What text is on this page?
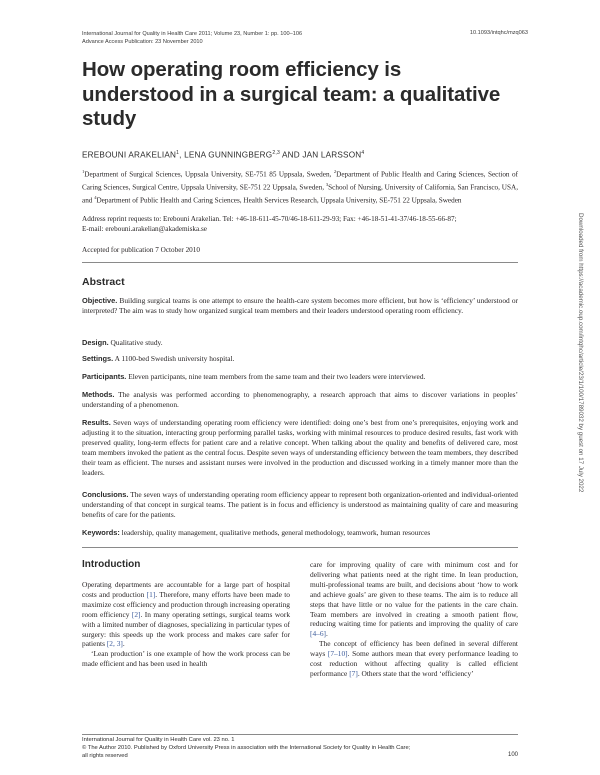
International Journal for Quality in Health Care 2011; Volume 23, Number 1: pp. 100–106
Advance Access Publication: 23 November 2010
10.1093/intqhc/mzq063
How operating room efficiency is understood in a surgical team: a qualitative study
EREBOUNI ARAKELIAN$^1$, LENA GUNNINGBERG$^{2,3}$ AND JAN LARSSON$^4$
$^1$Department of Surgical Sciences, Uppsala University, SE-751 85 Uppsala, Sweden, $^2$Department of Public Health and Caring Sciences, Section of Caring Sciences, Surgical Centre, Uppsala University, SE-751 22 Uppsala, Sweden, $^3$School of Nursing, University of California, San Francisco, USA, and $^4$Department of Public Health and Caring Sciences, Health Services Research, Uppsala University, SE-751 22 Uppsala, Sweden
Address reprint requests to: Erebouni Arakelian. Tel: +46-18-611-45-70/46-18-611-29-93; Fax: +46-18-51-41-37/46-18-55-66-87;
E-mail: erebouni.arakelian@akademiska.se
Accepted for publication 7 October 2010
Abstract

Objective. Building surgical teams is one attempt to ensure the health-care system becomes more efficient, but how is ‘efficiency’ understood or interpreted? The aim was to study how organized surgical team members and their leaders understood operating room efficiency.

Design. Qualitative study.

Settings. A 1100-bed Swedish university hospital.

Participants. Eleven participants, nine team members from the same team and their two leaders were interviewed.

Methods. The analysis was performed according to phenomenography, a research approach that aims to discover variations in peoples’ understanding of a phenomenon.

Results. Seven ways of understanding operating room efficiency were identified: doing one’s best from one’s prerequisites, enjoying work and adjusting it to the situation, interacting group performing parallel tasks, working with minimal resources to produce desired results, fast work with preserved quality, long-term effects for patient care and a relative concept. When talking about the quality and benefits of delivered care, most team members invoked the patient as the central focus. Despite seven ways of understanding efficiency between the team members, they described their team as efficient. The nurses and assistant nurses were involved in the production and discussed working in a timely manner more than the leaders.

Conclusions. The seven ways of understanding operating room efficiency appear to represent both organization-oriented and individual-oriented understanding of that concept in surgical teams. The patient is in focus and efficiency is understood as maintaining quality of care and measuring benefits of care for the patients.

Keywords: leadership, quality management, qualitative methods, general methodology, teamwork, human resources

Introduction

Operating departments are accountable for a large part of hospital costs and production [1]. Therefore, many efforts have been made to maximize cost efficiency and production through increasing operating room efficiency [2]. In many operating settings, surgical teams work with a limited number of diagnoses, specializing in particular types of surgery: this speeds up the work process and makes care safer for patients [2, 3].

‘Lean production’ is one example of how the work process can be made efficient and has been used in health

care for improving quality of care with minimum cost and for delivering what patients need at the right time. In lean production, multi-professional teams are built, and decisions about ‘how to work and achieve goals’ are given to these teams. The aim is to reduce all steps that have little or no value for the patients in the care chain. Team members are involved in creating a smooth patient flow, reducing waiting time for patients and improving the quality of care [4–6].

The concept of efficiency has been defined in several different ways [7–10]. Some authors mean that every performance leading to cost reduction without affecting quality is called efficient performance [7]. Others state that the word ‘efficiency’

International Journal for Quality in Health Care vol. 23 no. 1
© The Author 2010. Published by Oxford University Press in association with the International Society for Quality in Health Care;
all rights reserved	100
Downloaded from https://academic.oup.com/intqhc/article/23/1/100/1789032 by guest on 17 July 2022
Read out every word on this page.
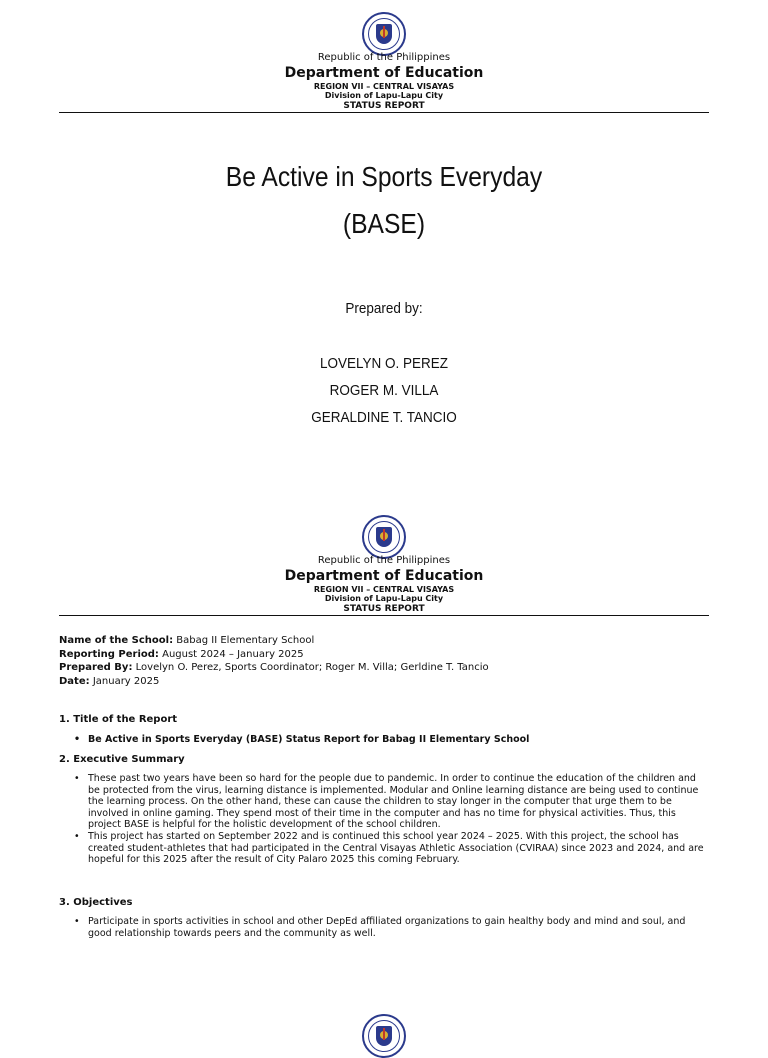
Republic of the Philippines

Department of Education

REGION VII – CENTRAL VISAYAS

Division of Lapu-Lapu City

STATUS REPORT

Be Active in Sports Everyday
(BASE)
Prepared by:
LOVELYN O. PEREZ
ROGER M. VILLA
GERALDINE T. TANCIO

Republic of the Philippines

Department of Education

REGION VII – CENTRAL VISAYAS

Division of Lapu-Lapu City

STATUS REPORT

Name of the School: Babag II Elementary School
Reporting Period: August 2024 – January 2025
Prepared By: Lovelyn O. Perez, Sports Coordinator; Roger M. Villa; Gerldine T. Tancio
Date: January 2025
1. Title of the Report
• Be Active in Sports Everyday (BASE) Status Report for Babag II Elementary School
2. Executive Summary
• These past two years have been so hard for the people due to pandemic. In order to continue the education of the children and be protected from the virus, learning distance is implemented. Modular and Online learning distance are being used to continue the learning process. On the other hand, these can cause the children to stay longer in the computer that urge them to be involved in online gaming. They spend most of their time in the computer and has no time for physical activities. Thus, this project BASE is helpful for the holistic development of the school children.
• This project has started on September 2022 and is continued this school year 2024 – 2025. With this project, the school has created student-athletes that had participated in the Central Visayas Athletic Association (CVIRAA) since 2023 and 2024, and are hopeful for this 2025 after the result of City Palaro 2025 this coming February.
3. Objectives
• Participate in sports activities in school and other DepEd affiliated organizations to gain healthy body and mind and soul, and good relationship towards peers and the community as well.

◆ ◆ ◆ ◆ ◆

## What to produce
A complete and exact copy of the records is required. Exclude the pictures.

## Response area
What text is on this page?
International Journal for Quality in Health Care 2011; Volume 23, Number 1: pp. 100–106
Advance Access Publication: 23 November 2010
10.1093/intqhc/mzq063
How operating room efficiency is understood in a surgical team: a qualitative study
EREBOUNI ARAKELIAN$^1$, LENA GUNNINGBERG$^{2,3}$ AND JAN LARSSON$^4$
$^1$Department of Surgical Sciences, Uppsala University, SE-751 85 Uppsala, Sweden, $^2$Department of Public Health and Caring Sciences, Section of Caring Sciences, Surgical Centre, Uppsala University, SE-751 22 Uppsala, Sweden, $^3$School of Nursing, University of California, San Francisco, USA, and $^4$Department of Public Health and Caring Sciences, Health Services Research, Uppsala University, SE-751 22 Uppsala, Sweden
Address reprint requests to: Erebouni Arakelian. Tel: +46-18-611-45-70/46-18-611-29-93; Fax: +46-18-51-41-37/46-18-55-66-87;
E-mail: erebouni.arakelian@akademiska.se
Accepted for publication 7 October 2010
Abstract

Objective. Building surgical teams is one attempt to ensure the health-care system becomes more efficient, but how is ‘efficiency’ understood or interpreted? The aim was to study how organized surgical team members and their leaders understood operating room efficiency.

Design. Qualitative study.

Settings. A 1100-bed Swedish university hospital.

Participants. Eleven participants, nine team members from the same team and their two leaders were interviewed.

Methods. The analysis was performed according to phenomenography, a research approach that aims to discover variations in peoples’ understanding of a phenomenon.

Results. Seven ways of understanding operating room efficiency were identified: doing one’s best from one’s prerequisites, enjoying work and adjusting it to the situation, interacting group performing parallel tasks, working with minimal resources to produce desired results, fast work with preserved quality, long-term effects for patient care and a relative concept. When talking about the quality and benefits of delivered care, most team members invoked the patient as the central focus. Despite seven ways of understanding efficiency between the team members, they described their team as efficient. The nurses and assistant nurses were involved in the production and discussed working in a timely manner more than the leaders.

Conclusions. The seven ways of understanding operating room efficiency appear to represent both organization-oriented and individual-oriented understanding of that concept in surgical teams. The patient is in focus and efficiency is understood as maintaining quality of care and measuring benefits of care for the patients.

Keywords: leadership, quality management, qualitative methods, general methodology, teamwork, human resources

Introduction

Operating departments are accountable for a large part of hospital costs and production [1]. Therefore, many efforts have been made to maximize cost efficiency and production through increasing operating room efficiency [2]. In many operating settings, surgical teams work with a limited number of diagnoses, specializing in particular types of surgery: this speeds up the work process and makes care safer for patients [2, 3].

‘Lean production’ is one example of how the work process can be made efficient and has been used in health

care for improving quality of care with minimum cost and for delivering what patients need at the right time. In lean production, multi-professional teams are built, and decisions about ‘how to work and achieve goals’ are given to these teams. The aim is to reduce all steps that have little or no value for the patients in the care chain. Team members are involved in creating a smooth patient flow, reducing waiting time for patients and improving the quality of care [4–6].

The concept of efficiency has been defined in several different ways [7–10]. Some authors mean that every performance leading to cost reduction without affecting quality is called efficient performance [7]. Others state that the word ‘efficiency’

International Journal for Quality in Health Care vol. 23 no. 1
© The Author 2010. Published by Oxford University Press in association with the International Society for Quality in Health Care;
all rights reserved	100
Downloaded from https://academic.oup.com/intqhc/article/23/1/100/1789032 by guest on 17 July 2022
Read out every word on this page.
Republic of the Philippines

Department of Education

REGION VII – CENTRAL VISAYAS

Division of Lapu-Lapu City

STATUS REPORT

Be Active in Sports Everyday
(BASE)
Prepared by:
LOVELYN O. PEREZ
ROGER M. VILLA
GERALDINE T. TANCIO

Republic of the Philippines

Department of Education

REGION VII – CENTRAL VISAYAS

Division of Lapu-Lapu City

STATUS REPORT

Name of the School: Babag II Elementary School
Reporting Period: August 2024 – January 2025
Prepared By: Lovelyn O. Perez, Sports Coordinator; Roger M. Villa; Gerldine T. Tancio
Date: January 2025
1. Title of the Report
• Be Active in Sports Everyday (BASE) Status Report for Babag II Elementary School
2. Executive Summary
• These past two years have been so hard for the people due to pandemic. In order to continue the education of the children and be protected from the virus, learning distance is implemented. Modular and Online learning distance are being used to continue the learning process. On the other hand, these can cause the children to stay longer in the computer that urge them to be involved in online gaming. They spend most of their time in the computer and has no time for physical activities. Thus, this project BASE is helpful for the holistic development of the school children.
• This project has started on September 2022 and is continued this school year 2024 – 2025. With this project, the school has created student-athletes that had participated in the Central Visayas Athletic Association (CVIRAA) since 2023 and 2024, and are hopeful for this 2025 after the result of City Palaro 2025 this coming February.
3. Objectives
• Participate in sports activities in school and other DepEd affiliated organizations to gain healthy body and mind and soul, and good relationship towards peers and the community as well.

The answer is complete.